--- BEGIN Available data ---

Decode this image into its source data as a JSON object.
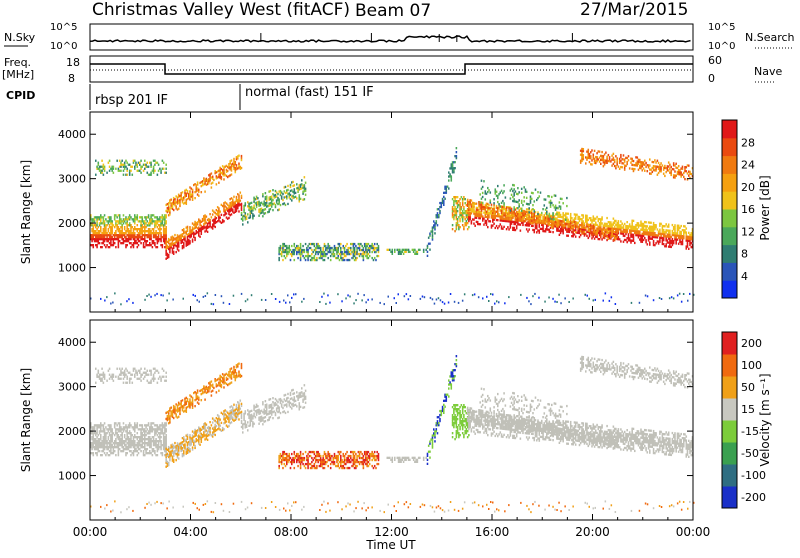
{
  "header": {
    "station": "Christmas Valley West (fitACF)",
    "beam": "Beam 07",
    "date": "27/Mar/2015"
  },
  "top_panels": {
    "nsky": {
      "label": "N.Sky",
      "ticks": [
        "10^5",
        "10^0"
      ],
      "right_ticks": [
        "10^5",
        "10^0"
      ],
      "right_label": "N.Search"
    },
    "freq": {
      "label_line1": "Freq.",
      "label_line2": "[MHz]",
      "ticks": [
        "18",
        "8"
      ],
      "right_ticks": [
        "60",
        "0"
      ],
      "right_label": "Nave"
    },
    "cpid": {
      "label": "CPID",
      "modes": [
        {
          "name": "rbsp 201 IF",
          "start_hour": 0
        },
        {
          "name": "normal (fast) 151 IF",
          "start_hour": 6
        }
      ]
    }
  },
  "chart_data": [
    {
      "type": "heatmap",
      "name": "power-panel",
      "ylabel": "Slant Range [km]",
      "yticks": [
        "1000",
        "2000",
        "3000",
        "4000"
      ],
      "ylim": [
        0,
        4500
      ],
      "xlim_hours": [
        0,
        24
      ],
      "colorbar": {
        "label": "Power [dB]",
        "ticks": [
          "4",
          "8",
          "12",
          "16",
          "20",
          "24",
          "28"
        ],
        "colors": [
          "#1030ee",
          "#2a55b8",
          "#2f7d72",
          "#4aa85a",
          "#7cc640",
          "#f0c21a",
          "#f5a010",
          "#f07a10",
          "#ea4a10",
          "#e01818"
        ]
      }
    },
    {
      "type": "heatmap",
      "name": "velocity-panel",
      "ylabel": "Slant Range [km]",
      "yticks": [
        "1000",
        "2000",
        "3000",
        "4000"
      ],
      "ylim": [
        0,
        4500
      ],
      "xlim_hours": [
        0,
        24
      ],
      "colorbar": {
        "label": "Velocity [m s⁻¹]",
        "ticks": [
          "200",
          "100",
          "50",
          "15",
          "-15",
          "-50",
          "-100",
          "-200"
        ],
        "colors": [
          "#1a30c8",
          "#2f6e82",
          "#3aa050",
          "#7ccc3a",
          "#c8c8c0",
          "#f0a018",
          "#f06a10",
          "#e02020"
        ]
      }
    }
  ],
  "xaxis": {
    "ticks": [
      "00:00",
      "04:00",
      "08:00",
      "12:00",
      "16:00",
      "20:00",
      "00:00"
    ],
    "label": "Time UT"
  },
  "colors": {
    "ground_scatter": "#c0c0b8",
    "axis": "#000000"
  }
}
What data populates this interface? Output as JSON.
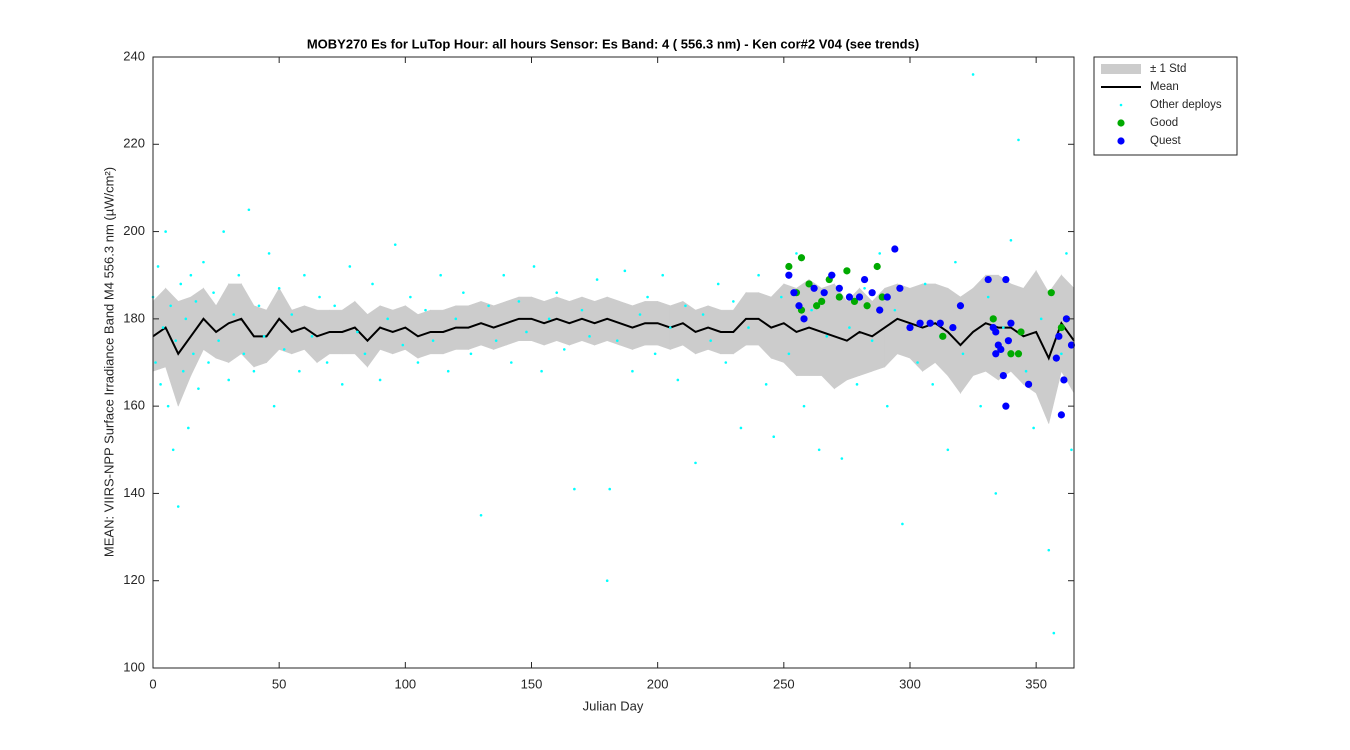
{
  "chart_data": {
    "type": "line",
    "title": "MOBY270   Es for LuTop  Hour: all hours  Sensor: Es Band: 4 ( 556.3 nm)  - Ken cor#2 V04 (see trends)",
    "xlabel": "Julian Day",
    "ylabel": "MEAN: VIIRS-NPP Surface Irradiance Band M4 556.3 nm (µW/cm²)",
    "xlim": [
      0,
      365
    ],
    "xticks": [
      0,
      50,
      100,
      150,
      200,
      250,
      300,
      350
    ],
    "ylim": [
      100,
      240
    ],
    "yticks": [
      100,
      120,
      140,
      160,
      180,
      200,
      220,
      240
    ],
    "grid": false,
    "legend": "outside-top-right",
    "x": [
      0,
      5,
      10,
      15,
      20,
      25,
      30,
      35,
      40,
      45,
      50,
      55,
      60,
      65,
      70,
      75,
      80,
      85,
      90,
      95,
      100,
      105,
      110,
      115,
      120,
      125,
      130,
      135,
      140,
      145,
      150,
      155,
      160,
      165,
      170,
      175,
      180,
      185,
      190,
      195,
      200,
      205,
      210,
      215,
      220,
      225,
      230,
      235,
      240,
      245,
      250,
      255,
      260,
      265,
      270,
      275,
      280,
      285,
      290,
      295,
      300,
      305,
      310,
      315,
      320,
      325,
      330,
      335,
      340,
      345,
      350,
      355,
      360,
      365
    ],
    "series": [
      {
        "name": "± 1 Std",
        "color": "#cccccc",
        "style": "band",
        "values": [
          8,
          9,
          12,
          9,
          7,
          6,
          9,
          8,
          7,
          6,
          7,
          5,
          5,
          6,
          5,
          5,
          6,
          6,
          5,
          5,
          5,
          5,
          5,
          5,
          5,
          5,
          5,
          5,
          5,
          5,
          5,
          5,
          5,
          5,
          5,
          5,
          5,
          5,
          5,
          5,
          5,
          5,
          5,
          5,
          5,
          5,
          5,
          6,
          6,
          7,
          9,
          10,
          11,
          10,
          12,
          9,
          10,
          8,
          9,
          8,
          8,
          10,
          9,
          10,
          11,
          10,
          11,
          12,
          10,
          11,
          14,
          15,
          11,
          12
        ]
      },
      {
        "name": "Mean",
        "color": "#000000",
        "style": "line",
        "values": [
          176,
          178,
          172,
          176,
          180,
          177,
          179,
          180,
          176,
          176,
          180,
          177,
          178,
          176,
          177,
          177,
          178,
          175,
          178,
          177,
          178,
          176,
          177,
          177,
          178,
          178,
          179,
          178,
          179,
          180,
          180,
          179,
          180,
          179,
          180,
          179,
          180,
          179,
          178,
          179,
          179,
          178,
          179,
          177,
          178,
          177,
          177,
          180,
          180,
          178,
          179,
          177,
          178,
          177,
          176,
          175,
          177,
          176,
          178,
          180,
          179,
          178,
          179,
          177,
          174,
          177,
          179,
          178,
          178,
          176,
          177,
          171,
          179,
          175
        ]
      },
      {
        "name": "Other deploys",
        "color": "#00ffff",
        "style": "dots",
        "x": [
          0,
          1,
          2,
          3,
          4,
          5,
          6,
          7,
          8,
          9,
          10,
          11,
          12,
          13,
          14,
          15,
          16,
          17,
          18,
          20,
          22,
          24,
          26,
          28,
          30,
          32,
          34,
          36,
          38,
          40,
          42,
          44,
          46,
          48,
          50,
          52,
          55,
          58,
          60,
          63,
          66,
          69,
          72,
          75,
          78,
          81,
          84,
          87,
          90,
          93,
          96,
          99,
          102,
          105,
          108,
          111,
          114,
          117,
          120,
          123,
          126,
          130,
          133,
          136,
          139,
          142,
          145,
          148,
          151,
          154,
          157,
          160,
          163,
          167,
          170,
          173,
          176,
          180,
          181,
          184,
          187,
          190,
          193,
          196,
          199,
          202,
          205,
          208,
          211,
          215,
          218,
          221,
          224,
          227,
          230,
          233,
          236,
          240,
          243,
          246,
          249,
          252,
          255,
          258,
          261,
          264,
          267,
          270,
          273,
          276,
          279,
          282,
          285,
          288,
          291,
          294,
          297,
          300,
          303,
          306,
          309,
          312,
          315,
          318,
          321,
          325,
          328,
          331,
          334,
          337,
          340,
          343,
          346,
          349,
          352,
          355,
          357,
          360,
          362,
          364
        ],
        "values": [
          185,
          170,
          192,
          165,
          178,
          200,
          160,
          183,
          150,
          175,
          137,
          188,
          168,
          180,
          155,
          190,
          172,
          184,
          164,
          193,
          170,
          186,
          175,
          200,
          166,
          181,
          190,
          172,
          205,
          168,
          183,
          176,
          195,
          160,
          187,
          173,
          181,
          168,
          190,
          176,
          185,
          170,
          183,
          165,
          192,
          177,
          172,
          188,
          166,
          180,
          197,
          174,
          185,
          170,
          182,
          175,
          190,
          168,
          180,
          186,
          172,
          135,
          183,
          175,
          190,
          170,
          184,
          177,
          192,
          168,
          180,
          186,
          173,
          141,
          182,
          176,
          189,
          120,
          141,
          175,
          191,
          168,
          181,
          185,
          172,
          190,
          178,
          166,
          183,
          147,
          181,
          175,
          188,
          170,
          184,
          155,
          178,
          190,
          165,
          153,
          185,
          172,
          195,
          160,
          182,
          150,
          176,
          190,
          148,
          178,
          165,
          187,
          175,
          195,
          160,
          182,
          133,
          178,
          170,
          188,
          165,
          176,
          150,
          193,
          172,
          236,
          160,
          185,
          140,
          178,
          198,
          221,
          168,
          155,
          180,
          127,
          108,
          172,
          195,
          150
        ]
      },
      {
        "name": "Good",
        "color": "#00aa00",
        "style": "markers",
        "x": [
          252,
          255,
          257,
          257,
          260,
          263,
          265,
          268,
          272,
          275,
          278,
          283,
          287,
          289,
          313,
          333,
          340,
          343,
          344,
          356,
          360
        ],
        "values": [
          192,
          186,
          194,
          182,
          188,
          183,
          184,
          189,
          185,
          191,
          184,
          183,
          192,
          185,
          176,
          180,
          172,
          172,
          177,
          186,
          178
        ]
      },
      {
        "name": "Quest",
        "color": "#0000ff",
        "style": "markers",
        "x": [
          252,
          254,
          256,
          258,
          262,
          266,
          269,
          272,
          276,
          280,
          282,
          285,
          288,
          291,
          294,
          296,
          300,
          304,
          308,
          312,
          317,
          320,
          331,
          333,
          334,
          335,
          336,
          337,
          338,
          339,
          340,
          347,
          358,
          359,
          360,
          361,
          362,
          364,
          334,
          338
        ],
        "values": [
          190,
          186,
          183,
          180,
          187,
          186,
          190,
          187,
          185,
          185,
          189,
          186,
          182,
          185,
          196,
          187,
          178,
          179,
          179,
          179,
          178,
          183,
          189,
          178,
          177,
          174,
          173,
          167,
          160,
          175,
          179,
          165,
          171,
          176,
          158,
          166,
          180,
          174,
          172,
          189
        ]
      }
    ]
  }
}
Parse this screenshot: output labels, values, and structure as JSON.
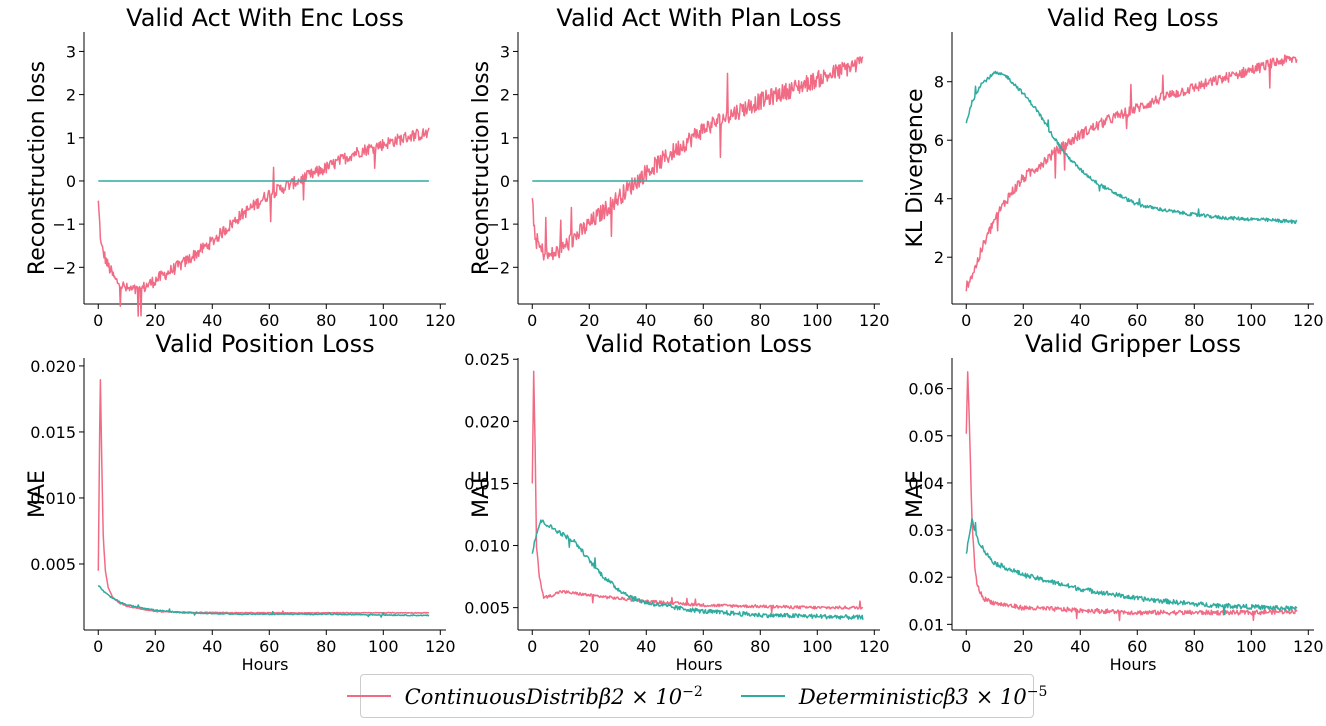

--- END Available data ---

**Short problem**
Each line that holds the string "style" counts once; give the total and nothing else.

**Solution for this exercise**
5